Render every entry exactly as it appears.

%%

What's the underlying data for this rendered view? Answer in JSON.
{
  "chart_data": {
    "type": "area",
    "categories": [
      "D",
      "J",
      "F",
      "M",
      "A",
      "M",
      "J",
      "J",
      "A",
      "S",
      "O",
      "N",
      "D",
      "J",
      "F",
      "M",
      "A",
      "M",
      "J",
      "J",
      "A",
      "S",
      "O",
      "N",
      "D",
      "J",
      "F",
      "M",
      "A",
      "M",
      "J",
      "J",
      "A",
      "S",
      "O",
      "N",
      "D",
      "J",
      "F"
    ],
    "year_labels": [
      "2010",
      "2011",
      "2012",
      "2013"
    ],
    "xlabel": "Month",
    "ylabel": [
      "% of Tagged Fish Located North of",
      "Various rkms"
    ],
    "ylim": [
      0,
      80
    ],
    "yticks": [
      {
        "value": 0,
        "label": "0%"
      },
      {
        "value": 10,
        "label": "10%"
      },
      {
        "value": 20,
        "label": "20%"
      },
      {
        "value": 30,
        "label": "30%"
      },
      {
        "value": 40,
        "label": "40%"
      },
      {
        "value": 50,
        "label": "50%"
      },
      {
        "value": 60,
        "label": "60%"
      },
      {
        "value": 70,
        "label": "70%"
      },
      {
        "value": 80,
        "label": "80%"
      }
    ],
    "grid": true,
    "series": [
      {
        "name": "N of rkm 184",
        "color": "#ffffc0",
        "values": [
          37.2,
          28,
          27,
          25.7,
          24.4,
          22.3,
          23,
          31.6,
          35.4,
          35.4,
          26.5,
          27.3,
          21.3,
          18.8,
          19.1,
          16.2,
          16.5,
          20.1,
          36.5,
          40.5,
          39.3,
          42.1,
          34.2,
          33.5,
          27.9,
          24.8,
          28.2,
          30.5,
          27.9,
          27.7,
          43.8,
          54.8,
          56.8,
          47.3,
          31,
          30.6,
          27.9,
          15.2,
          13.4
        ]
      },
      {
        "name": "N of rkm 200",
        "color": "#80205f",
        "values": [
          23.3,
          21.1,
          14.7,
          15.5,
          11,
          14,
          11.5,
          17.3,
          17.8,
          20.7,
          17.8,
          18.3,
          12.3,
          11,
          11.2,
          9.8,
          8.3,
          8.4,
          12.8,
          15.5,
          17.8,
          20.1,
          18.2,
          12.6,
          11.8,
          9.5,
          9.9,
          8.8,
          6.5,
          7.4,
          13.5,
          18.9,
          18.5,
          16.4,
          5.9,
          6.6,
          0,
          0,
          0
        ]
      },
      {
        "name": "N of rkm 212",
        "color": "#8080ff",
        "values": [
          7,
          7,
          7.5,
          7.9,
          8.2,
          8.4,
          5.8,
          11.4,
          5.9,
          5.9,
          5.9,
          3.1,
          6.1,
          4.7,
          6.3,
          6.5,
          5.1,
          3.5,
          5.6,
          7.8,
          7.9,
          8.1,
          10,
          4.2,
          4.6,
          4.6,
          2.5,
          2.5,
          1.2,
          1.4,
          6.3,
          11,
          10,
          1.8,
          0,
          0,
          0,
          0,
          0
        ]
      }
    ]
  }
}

%%

→ Response
What's the underlying data for this rendered view? Answer in JSON.
{
  "chart_data": {
    "type": "area",
    "categories": [
      "D",
      "J",
      "F",
      "M",
      "A",
      "M",
      "J",
      "J",
      "A",
      "S",
      "O",
      "N",
      "D",
      "J",
      "F",
      "M",
      "A",
      "M",
      "J",
      "J",
      "A",
      "S",
      "O",
      "N",
      "D",
      "J",
      "F",
      "M",
      "A",
      "M",
      "J",
      "J",
      "A",
      "S",
      "O",
      "N",
      "D",
      "J",
      "F"
    ],
    "year_labels": [
      "2010",
      "2011",
      "2012",
      "2013"
    ],
    "xlabel": "Month",
    "ylabel": [
      "% of Tagged Fish Located North of",
      "Various rkms"
    ],
    "ylim": [
      0,
      80
    ],
    "yticks": [
      {
        "value": 0,
        "label": "0%"
      },
      {
        "value": 10,
        "label": "10%"
      },
      {
        "value": 20,
        "label": "20%"
      },
      {
        "value": 30,
        "label": "30%"
      },
      {
        "value": 40,
        "label": "40%"
      },
      {
        "value": 50,
        "label": "50%"
      },
      {
        "value": 60,
        "label": "60%"
      },
      {
        "value": 70,
        "label": "70%"
      },
      {
        "value": 80,
        "label": "80%"
      }
    ],
    "grid": true,
    "series": [
      {
        "name": "N of rkm 184",
        "color": "#ffffc0",
        "values": [
          37.2,
          28,
          27,
          25.7,
          24.4,
          22.3,
          23,
          31.6,
          35.4,
          35.4,
          26.5,
          27.3,
          21.3,
          18.8,
          19.1,
          16.2,
          16.5,
          20.1,
          36.5,
          40.5,
          39.3,
          42.1,
          34.2,
          33.5,
          27.9,
          24.8,
          28.2,
          30.5,
          27.9,
          27.7,
          43.8,
          54.8,
          56.8,
          47.3,
          31,
          30.6,
          27.9,
          15.2,
          13.4
        ]
      },
      {
        "name": "N of rkm 200",
        "color": "#80205f",
        "values": [
          23.3,
          21.1,
          14.7,
          15.5,
          11,
          14,
          11.5,
          17.3,
          17.8,
          20.7,
          17.8,
          18.3,
          12.3,
          11,
          11.2,
          9.8,
          8.3,
          8.4,
          12.8,
          15.5,
          17.8,
          20.1,
          18.2,
          12.6,
          11.8,
          9.5,
          9.9,
          8.8,
          6.5,
          7.4,
          13.5,
          18.9,
          18.5,
          16.4,
          5.9,
          6.6,
          0,
          0,
          0
        ]
      },
      {
        "name": "N of rkm 212",
        "color": "#8080ff",
        "values": [
          7,
          7,
          7.5,
          7.9,
          8.2,
          8.4,
          5.8,
          11.4,
          5.9,
          5.9,
          5.9,
          3.1,
          6.1,
          4.7,
          6.3,
          6.5,
          5.1,
          3.5,
          5.6,
          7.8,
          7.9,
          8.1,
          10,
          4.2,
          4.6,
          4.6,
          2.5,
          2.5,
          1.2,
          1.4,
          6.3,
          11,
          10,
          1.8,
          0,
          0,
          0,
          0,
          0
        ]
      }
    ]
  }
}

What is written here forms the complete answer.